* _WHAT NEEDS TO BE DONE_
Collect all lines from the listing that include the string "организации".

* _SUPPLIED MATERIAL_

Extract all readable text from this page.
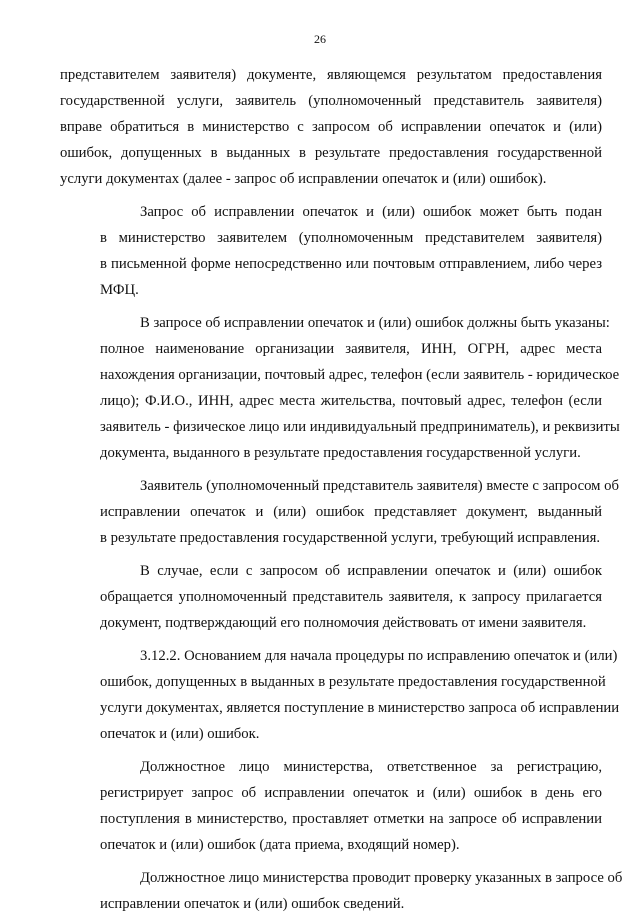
26
представителем заявителя) документе, являющемся результатом предоставления
государственной услуги, заявитель (уполномоченный представитель заявителя)
вправе обратиться в министерство с запросом об исправлении опечаток и (или)
ошибок, допущенных в выданных в результате предоставления государственной
услуги документах (далее - запрос об исправлении опечаток и (или) ошибок).
Запрос об исправлении опечаток и (или) ошибок может быть подан
в министерство заявителем (уполномоченным представителем заявителя)
в письменной форме непосредственно или почтовым отправлением, либо через
МФЦ.
В запросе об исправлении опечаток и (или) ошибок должны быть указаны:
полное наименование организации заявителя, ИНН, ОГРН, адрес места
нахождения организации, почтовый адрес, телефон (если заявитель - юридическое
лицо); Ф.И.О., ИНН, адрес места жительства, почтовый адрес, телефон (если
заявитель - физическое лицо или индивидуальный предприниматель), и реквизиты
документа, выданного в результате предоставления государственной услуги.
Заявитель (уполномоченный представитель заявителя) вместе с запросом об
исправлении опечаток и (или) ошибок представляет документ, выданный
в результате предоставления государственной услуги, требующий исправления.
В случае, если с запросом об исправлении опечаток и (или) ошибок
обращается уполномоченный представитель заявителя, к запросу прилагается
документ, подтверждающий его полномочия действовать от имени заявителя.
3.12.2. Основанием для начала процедуры по исправлению опечаток и (или)
ошибок, допущенных в выданных в результате предоставления государственной
услуги документах, является поступление в министерство запроса об исправлении
опечаток и (или) ошибок.
Должностное лицо министерства, ответственное за регистрацию,
регистрирует запрос об исправлении опечаток и (или) ошибок в день его
поступления в министерство, проставляет отметки на запросе об исправлении
опечаток и (или) ошибок (дата приема, входящий номер).
Должностное лицо министерства проводит проверку указанных в запросе об
исправлении опечаток и (или) ошибок сведений.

* _EXERCISE OUTPUT_
полное наименование организации заявителя, ИНН, ОГРН, адрес места
нахождения организации, почтовый адрес, телефон (если заявитель - юридическое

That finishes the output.